STATED EXERCISE:
Change every "value-cell" in the data below to "memory-cell", and reproduce all the other lines unaltered.

==== SUPPLIED RECORDS ====

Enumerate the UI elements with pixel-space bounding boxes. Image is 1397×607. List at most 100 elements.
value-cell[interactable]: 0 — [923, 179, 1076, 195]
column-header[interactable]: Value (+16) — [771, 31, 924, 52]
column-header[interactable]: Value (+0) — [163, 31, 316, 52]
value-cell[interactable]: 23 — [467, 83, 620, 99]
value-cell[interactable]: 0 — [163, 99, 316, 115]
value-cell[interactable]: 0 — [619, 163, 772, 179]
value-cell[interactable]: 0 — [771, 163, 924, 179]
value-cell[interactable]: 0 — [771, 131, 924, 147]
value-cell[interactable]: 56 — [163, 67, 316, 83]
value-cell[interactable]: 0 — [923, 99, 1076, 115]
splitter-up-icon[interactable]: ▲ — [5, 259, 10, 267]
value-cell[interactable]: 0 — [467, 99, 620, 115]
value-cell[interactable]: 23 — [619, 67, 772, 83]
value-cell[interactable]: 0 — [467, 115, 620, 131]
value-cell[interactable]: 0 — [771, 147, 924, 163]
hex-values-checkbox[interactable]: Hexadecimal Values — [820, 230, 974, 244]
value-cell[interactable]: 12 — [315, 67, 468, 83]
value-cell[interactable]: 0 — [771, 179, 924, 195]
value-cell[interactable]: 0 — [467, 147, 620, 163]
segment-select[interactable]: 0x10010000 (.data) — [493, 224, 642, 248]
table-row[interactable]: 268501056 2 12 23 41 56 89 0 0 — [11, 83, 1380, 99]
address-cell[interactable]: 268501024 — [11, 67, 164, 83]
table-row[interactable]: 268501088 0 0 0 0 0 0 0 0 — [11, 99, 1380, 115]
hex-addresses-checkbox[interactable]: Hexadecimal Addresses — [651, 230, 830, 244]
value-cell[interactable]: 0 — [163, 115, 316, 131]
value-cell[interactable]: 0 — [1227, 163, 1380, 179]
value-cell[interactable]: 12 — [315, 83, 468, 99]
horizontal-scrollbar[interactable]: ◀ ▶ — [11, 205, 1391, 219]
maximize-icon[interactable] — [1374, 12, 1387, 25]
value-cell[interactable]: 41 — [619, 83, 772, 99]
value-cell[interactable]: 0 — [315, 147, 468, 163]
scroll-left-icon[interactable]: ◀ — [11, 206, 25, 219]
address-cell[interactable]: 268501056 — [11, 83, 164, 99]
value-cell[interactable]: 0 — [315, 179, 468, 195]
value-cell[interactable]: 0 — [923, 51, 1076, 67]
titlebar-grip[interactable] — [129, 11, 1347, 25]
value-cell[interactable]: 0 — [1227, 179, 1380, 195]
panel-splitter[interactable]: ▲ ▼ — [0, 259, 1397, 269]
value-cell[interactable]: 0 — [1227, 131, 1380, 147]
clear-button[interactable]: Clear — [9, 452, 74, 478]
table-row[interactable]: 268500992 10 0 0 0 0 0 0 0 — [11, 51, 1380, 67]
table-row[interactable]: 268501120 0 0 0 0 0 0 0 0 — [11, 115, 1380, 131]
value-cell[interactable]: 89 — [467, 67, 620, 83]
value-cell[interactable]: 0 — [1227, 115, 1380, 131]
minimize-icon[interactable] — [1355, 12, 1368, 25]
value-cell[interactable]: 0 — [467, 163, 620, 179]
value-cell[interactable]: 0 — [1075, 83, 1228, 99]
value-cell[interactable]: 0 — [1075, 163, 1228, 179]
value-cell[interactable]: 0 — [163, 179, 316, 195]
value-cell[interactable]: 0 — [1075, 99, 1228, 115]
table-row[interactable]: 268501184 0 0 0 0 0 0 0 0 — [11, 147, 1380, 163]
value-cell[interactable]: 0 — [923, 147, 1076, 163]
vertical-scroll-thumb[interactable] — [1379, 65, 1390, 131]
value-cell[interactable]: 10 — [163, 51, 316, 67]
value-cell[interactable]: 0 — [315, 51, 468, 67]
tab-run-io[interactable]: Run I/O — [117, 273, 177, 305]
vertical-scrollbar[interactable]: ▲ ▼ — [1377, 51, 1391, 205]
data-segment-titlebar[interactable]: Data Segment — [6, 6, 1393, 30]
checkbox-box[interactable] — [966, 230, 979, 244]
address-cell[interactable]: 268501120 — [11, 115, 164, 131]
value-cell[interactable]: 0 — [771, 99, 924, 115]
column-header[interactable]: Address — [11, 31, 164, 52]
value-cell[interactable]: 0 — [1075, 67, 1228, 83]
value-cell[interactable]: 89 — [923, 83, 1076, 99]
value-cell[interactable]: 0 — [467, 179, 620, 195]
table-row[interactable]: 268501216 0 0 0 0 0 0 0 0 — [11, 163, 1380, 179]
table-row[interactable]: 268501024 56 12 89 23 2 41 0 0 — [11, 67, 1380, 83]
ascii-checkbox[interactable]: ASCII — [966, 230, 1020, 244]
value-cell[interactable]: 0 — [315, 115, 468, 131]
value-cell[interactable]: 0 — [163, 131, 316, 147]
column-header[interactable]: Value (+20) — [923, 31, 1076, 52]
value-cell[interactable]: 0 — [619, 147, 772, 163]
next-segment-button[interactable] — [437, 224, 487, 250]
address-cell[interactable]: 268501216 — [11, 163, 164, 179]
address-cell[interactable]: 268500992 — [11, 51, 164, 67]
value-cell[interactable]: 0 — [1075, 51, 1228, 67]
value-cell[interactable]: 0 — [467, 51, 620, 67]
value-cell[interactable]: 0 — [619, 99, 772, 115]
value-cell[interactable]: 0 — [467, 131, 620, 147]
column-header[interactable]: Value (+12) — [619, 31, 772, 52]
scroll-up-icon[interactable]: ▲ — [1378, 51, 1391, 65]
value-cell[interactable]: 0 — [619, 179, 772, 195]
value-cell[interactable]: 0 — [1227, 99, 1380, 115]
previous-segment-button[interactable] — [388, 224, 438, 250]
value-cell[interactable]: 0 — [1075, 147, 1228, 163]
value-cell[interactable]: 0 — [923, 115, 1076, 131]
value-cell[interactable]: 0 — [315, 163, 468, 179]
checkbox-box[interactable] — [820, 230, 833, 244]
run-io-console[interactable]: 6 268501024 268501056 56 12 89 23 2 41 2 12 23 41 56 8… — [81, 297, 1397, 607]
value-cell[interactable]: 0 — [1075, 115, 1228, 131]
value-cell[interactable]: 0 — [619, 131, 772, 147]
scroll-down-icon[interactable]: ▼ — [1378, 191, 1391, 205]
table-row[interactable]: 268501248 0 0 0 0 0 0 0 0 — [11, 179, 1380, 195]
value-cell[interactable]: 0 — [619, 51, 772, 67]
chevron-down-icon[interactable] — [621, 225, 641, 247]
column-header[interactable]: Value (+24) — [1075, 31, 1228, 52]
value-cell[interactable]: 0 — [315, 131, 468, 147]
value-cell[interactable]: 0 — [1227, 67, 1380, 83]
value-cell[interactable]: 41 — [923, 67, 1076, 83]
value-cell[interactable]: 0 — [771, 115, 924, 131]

====

ANSWER TO THIS EXERCISE:
Enumerate the UI elements with pixel-space bounding boxes. Image is 1397×607. List at most 100 elements.
memory-cell[interactable]: 0 — [923, 179, 1076, 195]
column-header[interactable]: Value (+16) — [771, 31, 924, 52]
column-header[interactable]: Value (+0) — [163, 31, 316, 52]
memory-cell[interactable]: 23 — [467, 83, 620, 99]
memory-cell[interactable]: 0 — [163, 99, 316, 115]
memory-cell[interactable]: 0 — [619, 163, 772, 179]
memory-cell[interactable]: 0 — [771, 163, 924, 179]
memory-cell[interactable]: 0 — [771, 131, 924, 147]
memory-cell[interactable]: 56 — [163, 67, 316, 83]
memory-cell[interactable]: 0 — [923, 99, 1076, 115]
splitter-up-icon[interactable]: ▲ — [5, 259, 10, 267]
memory-cell[interactable]: 0 — [467, 99, 620, 115]
memory-cell[interactable]: 23 — [619, 67, 772, 83]
memory-cell[interactable]: 0 — [467, 115, 620, 131]
memory-cell[interactable]: 0 — [771, 147, 924, 163]
hex-values-checkbox[interactable]: Hexadecimal Values — [820, 230, 974, 244]
memory-cell[interactable]: 12 — [315, 67, 468, 83]
memory-cell[interactable]: 0 — [771, 179, 924, 195]
memory-cell[interactable]: 0 — [467, 147, 620, 163]
segment-select[interactable]: 0x10010000 (.data) — [493, 224, 642, 248]
table-row[interactable]: 268501056 2 12 23 41 56 89 0 0 — [11, 83, 1380, 99]
address-cell[interactable]: 268501024 — [11, 67, 164, 83]
table-row[interactable]: 268501088 0 0 0 0 0 0 0 0 — [11, 99, 1380, 115]
hex-addresses-checkbox[interactable]: Hexadecimal Addresses — [651, 230, 830, 244]
memory-cell[interactable]: 0 — [163, 115, 316, 131]
memory-cell[interactable]: 0 — [1227, 163, 1380, 179]
memory-cell[interactable]: 12 — [315, 83, 468, 99]
horizontal-scrollbar[interactable]: ◀ ▶ — [11, 205, 1391, 219]
maximize-icon[interactable] — [1374, 12, 1387, 25]
memory-cell[interactable]: 41 — [619, 83, 772, 99]
memory-cell[interactable]: 0 — [315, 147, 468, 163]
scroll-left-icon[interactable]: ◀ — [11, 206, 25, 219]
address-cell[interactable]: 268501056 — [11, 83, 164, 99]
memory-cell[interactable]: 0 — [315, 179, 468, 195]
memory-cell[interactable]: 0 — [923, 51, 1076, 67]
titlebar-grip[interactable] — [129, 11, 1347, 25]
memory-cell[interactable]: 0 — [1227, 179, 1380, 195]
panel-splitter[interactable]: ▲ ▼ — [0, 259, 1397, 269]
memory-cell[interactable]: 0 — [1227, 131, 1380, 147]
clear-button[interactable]: Clear — [9, 452, 74, 478]
table-row[interactable]: 268500992 10 0 0 0 0 0 0 0 — [11, 51, 1380, 67]
table-row[interactable]: 268501120 0 0 0 0 0 0 0 0 — [11, 115, 1380, 131]
memory-cell[interactable]: 89 — [467, 67, 620, 83]
memory-cell[interactable]: 0 — [1227, 115, 1380, 131]
minimize-icon[interactable] — [1355, 12, 1368, 25]
memory-cell[interactable]: 0 — [467, 163, 620, 179]
memory-cell[interactable]: 0 — [1075, 83, 1228, 99]
memory-cell[interactable]: 0 — [1075, 163, 1228, 179]
memory-cell[interactable]: 0 — [163, 179, 316, 195]
memory-cell[interactable]: 0 — [1075, 99, 1228, 115]
table-row[interactable]: 268501184 0 0 0 0 0 0 0 0 — [11, 147, 1380, 163]
memory-cell[interactable]: 0 — [923, 147, 1076, 163]
vertical-scroll-thumb[interactable] — [1379, 65, 1390, 131]
memory-cell[interactable]: 10 — [163, 51, 316, 67]
memory-cell[interactable]: 0 — [315, 51, 468, 67]
tab-run-io[interactable]: Run I/O — [117, 273, 177, 305]
vertical-scrollbar[interactable]: ▲ ▼ — [1377, 51, 1391, 205]
data-segment-titlebar[interactable]: Data Segment — [6, 6, 1393, 30]
checkbox-box[interactable] — [966, 230, 979, 244]
address-cell[interactable]: 268501120 — [11, 115, 164, 131]
memory-cell[interactable]: 0 — [771, 99, 924, 115]
column-header[interactable]: Address — [11, 31, 164, 52]
memory-cell[interactable]: 0 — [1075, 67, 1228, 83]
memory-cell[interactable]: 89 — [923, 83, 1076, 99]
memory-cell[interactable]: 0 — [467, 179, 620, 195]
table-row[interactable]: 268501216 0 0 0 0 0 0 0 0 — [11, 163, 1380, 179]
table-row[interactable]: 268501024 56 12 89 23 2 41 0 0 — [11, 67, 1380, 83]
ascii-checkbox[interactable]: ASCII — [966, 230, 1020, 244]
memory-cell[interactable]: 0 — [315, 115, 468, 131]
memory-cell[interactable]: 0 — [163, 131, 316, 147]
column-header[interactable]: Value (+20) — [923, 31, 1076, 52]
memory-cell[interactable]: 0 — [619, 147, 772, 163]
next-segment-button[interactable] — [437, 224, 487, 250]
address-cell[interactable]: 268501216 — [11, 163, 164, 179]
address-cell[interactable]: 268500992 — [11, 51, 164, 67]
memory-cell[interactable]: 0 — [1075, 51, 1228, 67]
memory-cell[interactable]: 0 — [467, 51, 620, 67]
memory-cell[interactable]: 0 — [619, 99, 772, 115]
memory-cell[interactable]: 0 — [467, 131, 620, 147]
column-header[interactable]: Value (+12) — [619, 31, 772, 52]
scroll-up-icon[interactable]: ▲ — [1378, 51, 1391, 65]
memory-cell[interactable]: 0 — [619, 179, 772, 195]
memory-cell[interactable]: 0 — [1227, 99, 1380, 115]
previous-segment-button[interactable] — [388, 224, 438, 250]
memory-cell[interactable]: 0 — [1075, 147, 1228, 163]
memory-cell[interactable]: 0 — [923, 115, 1076, 131]
memory-cell[interactable]: 0 — [315, 163, 468, 179]
checkbox-box[interactable] — [820, 230, 833, 244]
run-io-console[interactable]: 6 268501024 268501056 56 12 89 23 2 41 2 12 23 41 56 8… — [81, 297, 1397, 607]
memory-cell[interactable]: 0 — [1075, 115, 1228, 131]
memory-cell[interactable]: 0 — [619, 131, 772, 147]
scroll-down-icon[interactable]: ▼ — [1378, 191, 1391, 205]
table-row[interactable]: 268501248 0 0 0 0 0 0 0 0 — [11, 179, 1380, 195]
memory-cell[interactable]: 0 — [619, 51, 772, 67]
chevron-down-icon[interactable] — [621, 225, 641, 247]
column-header[interactable]: Value (+24) — [1075, 31, 1228, 52]
memory-cell[interactable]: 0 — [315, 131, 468, 147]
memory-cell[interactable]: 0 — [1227, 67, 1380, 83]
memory-cell[interactable]: 41 — [923, 67, 1076, 83]
memory-cell[interactable]: 0 — [771, 115, 924, 131]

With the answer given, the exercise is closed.